▶ _Requirement_:
What follows is a listing. Return every line of it exactly.

* start *

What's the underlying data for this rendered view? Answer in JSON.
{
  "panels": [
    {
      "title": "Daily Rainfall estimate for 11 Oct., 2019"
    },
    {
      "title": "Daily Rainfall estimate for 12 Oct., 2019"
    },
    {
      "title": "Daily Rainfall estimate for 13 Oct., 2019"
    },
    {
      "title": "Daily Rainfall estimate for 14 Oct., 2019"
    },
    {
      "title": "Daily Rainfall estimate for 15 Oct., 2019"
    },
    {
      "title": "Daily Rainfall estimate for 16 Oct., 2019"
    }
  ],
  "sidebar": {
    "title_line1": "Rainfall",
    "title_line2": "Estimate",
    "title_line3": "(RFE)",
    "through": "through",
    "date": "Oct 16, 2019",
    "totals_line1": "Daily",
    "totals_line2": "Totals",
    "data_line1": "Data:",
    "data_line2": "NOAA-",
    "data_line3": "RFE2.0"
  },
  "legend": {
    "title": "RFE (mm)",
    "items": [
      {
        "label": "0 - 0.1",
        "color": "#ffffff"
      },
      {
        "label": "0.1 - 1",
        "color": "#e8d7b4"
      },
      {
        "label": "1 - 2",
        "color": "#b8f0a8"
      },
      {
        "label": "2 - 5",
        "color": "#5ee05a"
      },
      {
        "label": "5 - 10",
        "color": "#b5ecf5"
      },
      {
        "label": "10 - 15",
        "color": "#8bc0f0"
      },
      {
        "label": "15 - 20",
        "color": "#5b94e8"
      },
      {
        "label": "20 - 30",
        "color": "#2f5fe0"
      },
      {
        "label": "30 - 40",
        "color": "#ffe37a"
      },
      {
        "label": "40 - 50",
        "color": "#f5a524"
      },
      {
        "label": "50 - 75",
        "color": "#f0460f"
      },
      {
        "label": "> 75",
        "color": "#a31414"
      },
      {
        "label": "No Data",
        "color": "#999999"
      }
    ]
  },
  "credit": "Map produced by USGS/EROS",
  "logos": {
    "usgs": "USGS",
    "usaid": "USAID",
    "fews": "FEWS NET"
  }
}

* end *

▶ _Correct result_:
What's the underlying data for this rendered view? Answer in JSON.
{
  "panels": [
    {
      "title": "Daily Rainfall estimate for 11 Oct., 2019"
    },
    {
      "title": "Daily Rainfall estimate for 12 Oct., 2019"
    },
    {
      "title": "Daily Rainfall estimate for 13 Oct., 2019"
    },
    {
      "title": "Daily Rainfall estimate for 14 Oct., 2019"
    },
    {
      "title": "Daily Rainfall estimate for 15 Oct., 2019"
    },
    {
      "title": "Daily Rainfall estimate for 16 Oct., 2019"
    }
  ],
  "sidebar": {
    "title_line1": "Rainfall",
    "title_line2": "Estimate",
    "title_line3": "(RFE)",
    "through": "through",
    "date": "Oct 16, 2019",
    "totals_line1": "Daily",
    "totals_line2": "Totals",
    "data_line1": "Data:",
    "data_line2": "NOAA-",
    "data_line3": "RFE2.0"
  },
  "legend": {
    "title": "RFE (mm)",
    "items": [
      {
        "label": "0 - 0.1",
        "color": "#ffffff"
      },
      {
        "label": "0.1 - 1",
        "color": "#e8d7b4"
      },
      {
        "label": "1 - 2",
        "color": "#b8f0a8"
      },
      {
        "label": "2 - 5",
        "color": "#5ee05a"
      },
      {
        "label": "5 - 10",
        "color": "#b5ecf5"
      },
      {
        "label": "10 - 15",
        "color": "#8bc0f0"
      },
      {
        "label": "15 - 20",
        "color": "#5b94e8"
      },
      {
        "label": "20 - 30",
        "color": "#2f5fe0"
      },
      {
        "label": "30 - 40",
        "color": "#ffe37a"
      },
      {
        "label": "40 - 50",
        "color": "#f5a524"
      },
      {
        "label": "50 - 75",
        "color": "#f0460f"
      },
      {
        "label": "> 75",
        "color": "#a31414"
      },
      {
        "label": "No Data",
        "color": "#999999"
      }
    ]
  },
  "credit": "Map produced by USGS/EROS",
  "logos": {
    "usgs": "USGS",
    "usaid": "USAID",
    "fews": "FEWS NET"
  }
}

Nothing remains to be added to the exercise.